**Problem requirements:**
What is needed here is an exact copy of every entry.
===
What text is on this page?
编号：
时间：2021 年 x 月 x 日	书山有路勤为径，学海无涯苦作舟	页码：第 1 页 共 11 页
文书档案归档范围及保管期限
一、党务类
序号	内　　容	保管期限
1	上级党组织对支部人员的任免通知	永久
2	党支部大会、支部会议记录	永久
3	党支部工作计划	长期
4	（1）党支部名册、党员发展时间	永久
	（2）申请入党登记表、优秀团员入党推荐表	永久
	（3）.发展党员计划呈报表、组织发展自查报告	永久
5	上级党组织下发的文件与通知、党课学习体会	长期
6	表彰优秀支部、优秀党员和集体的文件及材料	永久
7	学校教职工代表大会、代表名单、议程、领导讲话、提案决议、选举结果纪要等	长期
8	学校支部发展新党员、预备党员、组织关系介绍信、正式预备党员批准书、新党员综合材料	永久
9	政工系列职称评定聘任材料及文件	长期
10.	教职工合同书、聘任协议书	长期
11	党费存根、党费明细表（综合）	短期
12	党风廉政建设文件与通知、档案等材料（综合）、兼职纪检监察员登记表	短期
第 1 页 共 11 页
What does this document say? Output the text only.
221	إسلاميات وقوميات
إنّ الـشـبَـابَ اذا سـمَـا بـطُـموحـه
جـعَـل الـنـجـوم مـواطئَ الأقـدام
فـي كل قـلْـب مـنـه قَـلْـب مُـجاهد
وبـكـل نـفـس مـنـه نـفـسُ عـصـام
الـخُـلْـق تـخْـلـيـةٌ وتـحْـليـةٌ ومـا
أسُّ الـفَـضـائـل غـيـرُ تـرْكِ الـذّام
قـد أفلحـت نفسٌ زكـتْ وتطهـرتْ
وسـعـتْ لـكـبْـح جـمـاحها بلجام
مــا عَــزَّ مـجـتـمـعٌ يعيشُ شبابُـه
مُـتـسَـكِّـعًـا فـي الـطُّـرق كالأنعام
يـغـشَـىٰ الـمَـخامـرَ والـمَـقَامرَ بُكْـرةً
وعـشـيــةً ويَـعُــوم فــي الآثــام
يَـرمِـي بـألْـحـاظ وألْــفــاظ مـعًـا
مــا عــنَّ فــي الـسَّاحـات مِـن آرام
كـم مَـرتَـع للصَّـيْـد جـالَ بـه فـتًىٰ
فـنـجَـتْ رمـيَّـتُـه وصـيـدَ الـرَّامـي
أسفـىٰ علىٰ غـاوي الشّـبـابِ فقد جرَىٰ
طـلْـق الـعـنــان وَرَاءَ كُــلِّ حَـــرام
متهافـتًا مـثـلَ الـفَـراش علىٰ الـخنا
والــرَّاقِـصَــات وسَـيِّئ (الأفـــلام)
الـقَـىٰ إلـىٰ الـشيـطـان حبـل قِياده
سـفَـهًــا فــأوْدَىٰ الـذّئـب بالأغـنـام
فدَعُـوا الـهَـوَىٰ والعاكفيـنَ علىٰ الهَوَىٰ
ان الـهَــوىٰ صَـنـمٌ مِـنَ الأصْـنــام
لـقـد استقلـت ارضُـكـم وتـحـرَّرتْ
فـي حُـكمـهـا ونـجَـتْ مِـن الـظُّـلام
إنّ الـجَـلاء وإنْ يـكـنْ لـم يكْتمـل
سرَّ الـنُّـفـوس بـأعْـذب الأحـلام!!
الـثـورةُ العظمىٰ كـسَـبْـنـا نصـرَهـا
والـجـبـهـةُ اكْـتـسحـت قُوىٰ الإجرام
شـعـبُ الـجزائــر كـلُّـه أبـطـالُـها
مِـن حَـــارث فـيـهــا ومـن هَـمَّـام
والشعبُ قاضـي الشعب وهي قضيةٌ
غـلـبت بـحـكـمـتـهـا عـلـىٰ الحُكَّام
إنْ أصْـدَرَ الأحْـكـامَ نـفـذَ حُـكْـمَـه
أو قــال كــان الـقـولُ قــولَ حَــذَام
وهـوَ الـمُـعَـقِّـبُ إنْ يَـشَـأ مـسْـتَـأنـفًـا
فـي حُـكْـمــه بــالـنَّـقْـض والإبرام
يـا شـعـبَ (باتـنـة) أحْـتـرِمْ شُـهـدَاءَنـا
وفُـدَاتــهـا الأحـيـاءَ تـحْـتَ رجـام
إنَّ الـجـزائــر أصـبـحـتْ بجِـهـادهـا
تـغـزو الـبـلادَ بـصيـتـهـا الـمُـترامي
===
**Full answer:**
What text is on this page?
编号：
时间：2021 年 x 月 x 日	书山有路勤为径，学海无涯苦作舟	页码：第 1 页 共 11 页
文书档案归档范围及保管期限
一、党务类
序号	内　　容	保管期限
1	上级党组织对支部人员的任免通知	永久
2	党支部大会、支部会议记录	永久
3	党支部工作计划	长期
4	（1）党支部名册、党员发展时间	永久
	（2）申请入党登记表、优秀团员入党推荐表	永久
	（3）.发展党员计划呈报表、组织发展自查报告	永久
5	上级党组织下发的文件与通知、党课学习体会	长期
6	表彰优秀支部、优秀党员和集体的文件及材料	永久
7	学校教职工代表大会、代表名单、议程、领导讲话、提案决议、选举结果纪要等	长期
8	学校支部发展新党员、预备党员、组织关系介绍信、正式预备党员批准书、新党员综合材料	永久
9	政工系列职称评定聘任材料及文件	长期
10.	教职工合同书、聘任协议书	长期
11	党费存根、党费明细表（综合）	短期
12	党风廉政建设文件与通知、档案等材料（综合）、兼职纪检监察员登记表	短期
第 1 页 共 11 页
What does this document say? Output the text only.
221	إسلاميات وقوميات
إنّ الـشـبَـابَ اذا سـمَـا بـطُـموحـه
جـعَـل الـنـجـوم مـواطئَ الأقـدام
فـي كل قـلْـب مـنـه قَـلْـب مُـجاهد
وبـكـل نـفـس مـنـه نـفـسُ عـصـام
الـخُـلْـق تـخْـلـيـةٌ وتـحْـليـةٌ ومـا
أسُّ الـفَـضـائـل غـيـرُ تـرْكِ الـذّام
قـد أفلحـت نفسٌ زكـتْ وتطهـرتْ
وسـعـتْ لـكـبْـح جـمـاحها بلجام
مــا عَــزَّ مـجـتـمـعٌ يعيشُ شبابُـه
مُـتـسَـكِّـعًـا فـي الـطُّـرق كالأنعام
يـغـشَـىٰ الـمَـخامـرَ والـمَـقَامرَ بُكْـرةً
وعـشـيــةً ويَـعُــوم فــي الآثــام
يَـرمِـي بـألْـحـاظ وألْــفــاظ مـعًـا
مــا عــنَّ فــي الـسَّاحـات مِـن آرام
كـم مَـرتَـع للصَّـيْـد جـالَ بـه فـتًىٰ
فـنـجَـتْ رمـيَّـتُـه وصـيـدَ الـرَّامـي
أسفـىٰ علىٰ غـاوي الشّـبـابِ فقد جرَىٰ
طـلْـق الـعـنــان وَرَاءَ كُــلِّ حَـــرام
متهافـتًا مـثـلَ الـفَـراش علىٰ الـخنا
والــرَّاقِـصَــات وسَـيِّئ (الأفـــلام)
الـقَـىٰ إلـىٰ الـشيـطـان حبـل قِياده
سـفَـهًــا فــأوْدَىٰ الـذّئـب بالأغـنـام
فدَعُـوا الـهَـوَىٰ والعاكفيـنَ علىٰ الهَوَىٰ
ان الـهَــوىٰ صَـنـمٌ مِـنَ الأصْـنــام
لـقـد استقلـت ارضُـكـم وتـحـرَّرتْ
فـي حُـكمـهـا ونـجَـتْ مِـن الـظُّـلام
إنّ الـجَـلاء وإنْ يـكـنْ لـم يكْتمـل
سرَّ الـنُّـفـوس بـأعْـذب الأحـلام!!
الـثـورةُ العظمىٰ كـسَـبْـنـا نصـرَهـا
والـجـبـهـةُ اكْـتـسحـت قُوىٰ الإجرام
شـعـبُ الـجزائــر كـلُّـه أبـطـالُـها
مِـن حَـــارث فـيـهــا ومـن هَـمَّـام
والشعبُ قاضـي الشعب وهي قضيةٌ
غـلـبت بـحـكـمـتـهـا عـلـىٰ الحُكَّام
إنْ أصْـدَرَ الأحْـكـامَ نـفـذَ حُـكْـمَـه
أو قــال كــان الـقـولُ قــولَ حَــذَام
وهـوَ الـمُـعَـقِّـبُ إنْ يَـشَـأ مـسْـتَـأنـفًـا
فـي حُـكْـمــه بــالـنَّـقْـض والإبرام
يـا شـعـبَ (باتـنـة) أحْـتـرِمْ شُـهـدَاءَنـا
وفُـدَاتــهـا الأحـيـاءَ تـحْـتَ رجـام
إنَّ الـجـزائــر أصـبـحـتْ بجِـهـادهـا
تـغـزو الـبـلادَ بـصيـتـهـا الـمُـترامي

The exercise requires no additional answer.